Stated task:
Pictures in the data below are not part of the copy; transcribe everything else exactly.

-- Recorded information start --

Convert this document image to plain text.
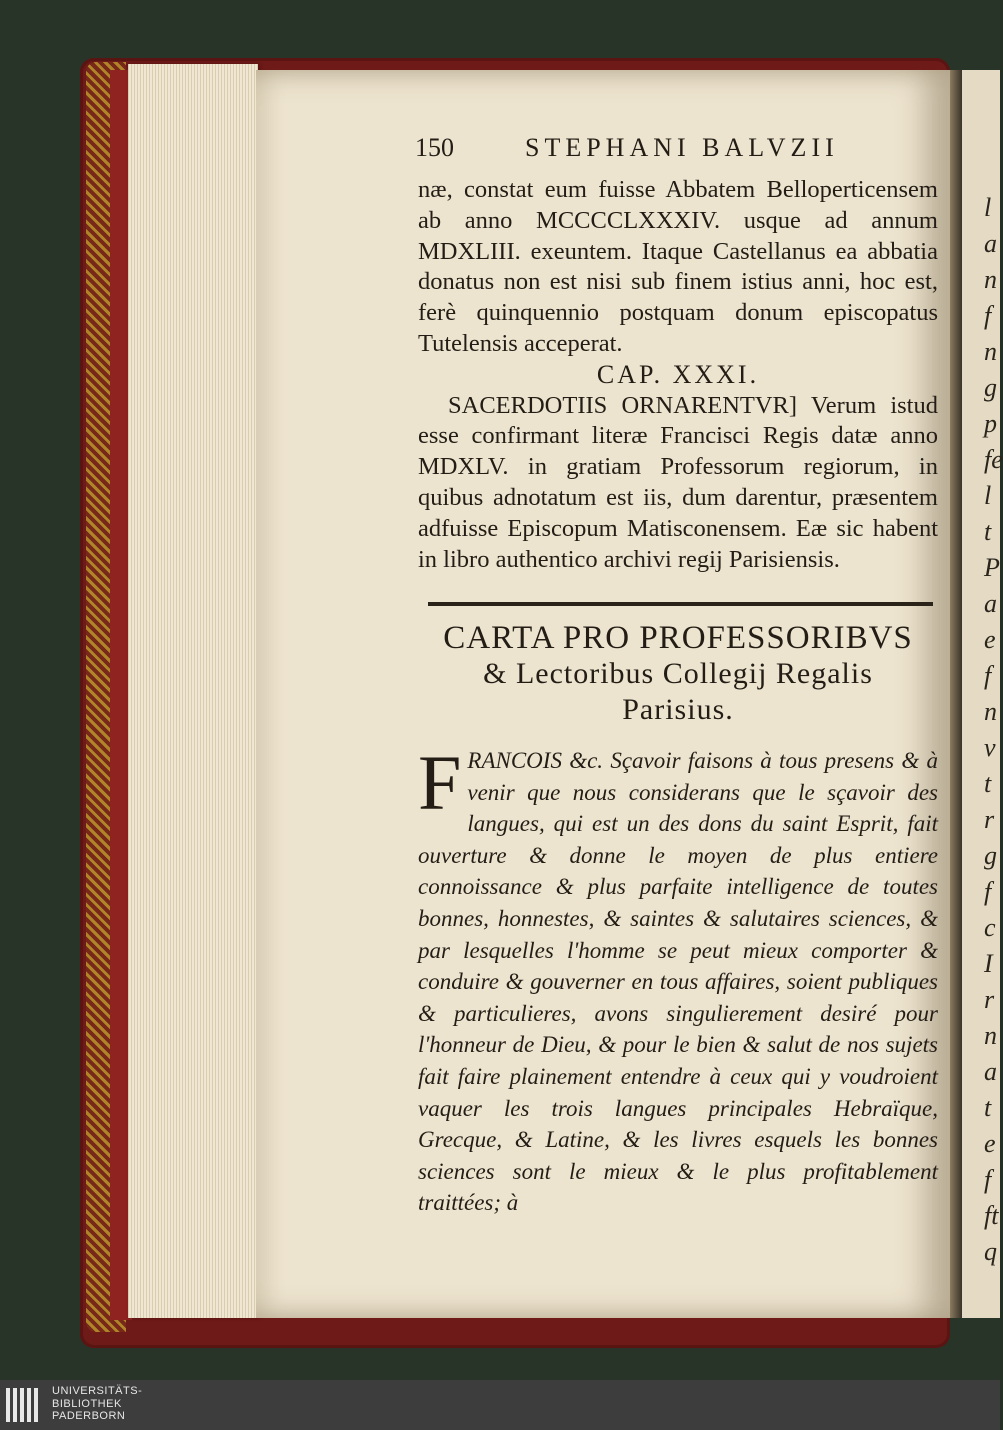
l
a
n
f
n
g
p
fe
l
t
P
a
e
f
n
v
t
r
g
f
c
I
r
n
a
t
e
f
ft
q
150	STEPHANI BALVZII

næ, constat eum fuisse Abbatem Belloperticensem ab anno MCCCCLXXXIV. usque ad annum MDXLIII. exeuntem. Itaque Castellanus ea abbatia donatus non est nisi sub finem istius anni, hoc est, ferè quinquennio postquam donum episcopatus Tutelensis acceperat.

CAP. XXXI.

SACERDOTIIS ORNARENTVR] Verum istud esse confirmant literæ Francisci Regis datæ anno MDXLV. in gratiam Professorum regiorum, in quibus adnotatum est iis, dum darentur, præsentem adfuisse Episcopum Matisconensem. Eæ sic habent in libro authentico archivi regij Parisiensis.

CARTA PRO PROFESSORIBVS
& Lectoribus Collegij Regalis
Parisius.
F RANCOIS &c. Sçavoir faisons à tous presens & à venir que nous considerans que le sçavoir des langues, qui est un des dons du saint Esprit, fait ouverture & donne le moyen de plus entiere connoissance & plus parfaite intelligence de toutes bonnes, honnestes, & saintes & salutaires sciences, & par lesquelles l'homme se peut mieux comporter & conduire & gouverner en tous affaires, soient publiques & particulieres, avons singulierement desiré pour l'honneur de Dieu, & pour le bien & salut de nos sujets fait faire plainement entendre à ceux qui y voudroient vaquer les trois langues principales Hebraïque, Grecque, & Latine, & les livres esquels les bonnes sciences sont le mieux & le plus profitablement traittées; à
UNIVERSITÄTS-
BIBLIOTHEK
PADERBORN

-- Recorded information end --

Answer to the exercise:
Convert this document image to plain text.
l
a
n
f
n
g
p
fe
l
t
P
a
e
f
n
v
t
r
g
f
c
I
r
n
a
t
e
f
ft
q
150	STEPHANI BALVZII

næ, constat eum fuisse Abbatem Belloperticensem ab anno MCCCCLXXXIV. usque ad annum MDXLIII. exeuntem. Itaque Castellanus ea abbatia donatus non est nisi sub finem istius anni, hoc est, ferè quinquennio postquam donum episcopatus Tutelensis acceperat.

CAP. XXXI.

SACERDOTIIS ORNARENTVR] Verum istud esse confirmant literæ Francisci Regis datæ anno MDXLV. in gratiam Professorum regiorum, in quibus adnotatum est iis, dum darentur, præsentem adfuisse Episcopum Matisconensem. Eæ sic habent in libro authentico archivi regij Parisiensis.

CARTA PRO PROFESSORIBVS
& Lectoribus Collegij Regalis
Parisius.
F RANCOIS &c. Sçavoir faisons à tous presens & à venir que nous considerans que le sçavoir des langues, qui est un des dons du saint Esprit, fait ouverture & donne le moyen de plus entiere connoissance & plus parfaite intelligence de toutes bonnes, honnestes, & saintes & salutaires sciences, & par lesquelles l'homme se peut mieux comporter & conduire & gouverner en tous affaires, soient publiques & particulieres, avons singulierement desiré pour l'honneur de Dieu, & pour le bien & salut de nos sujets fait faire plainement entendre à ceux qui y voudroient vaquer les trois langues principales Hebraïque, Grecque, & Latine, & les livres esquels les bonnes sciences sont le mieux & le plus profitablement traittées; à
UNIVERSITÄTS-
BIBLIOTHEK
PADERBORN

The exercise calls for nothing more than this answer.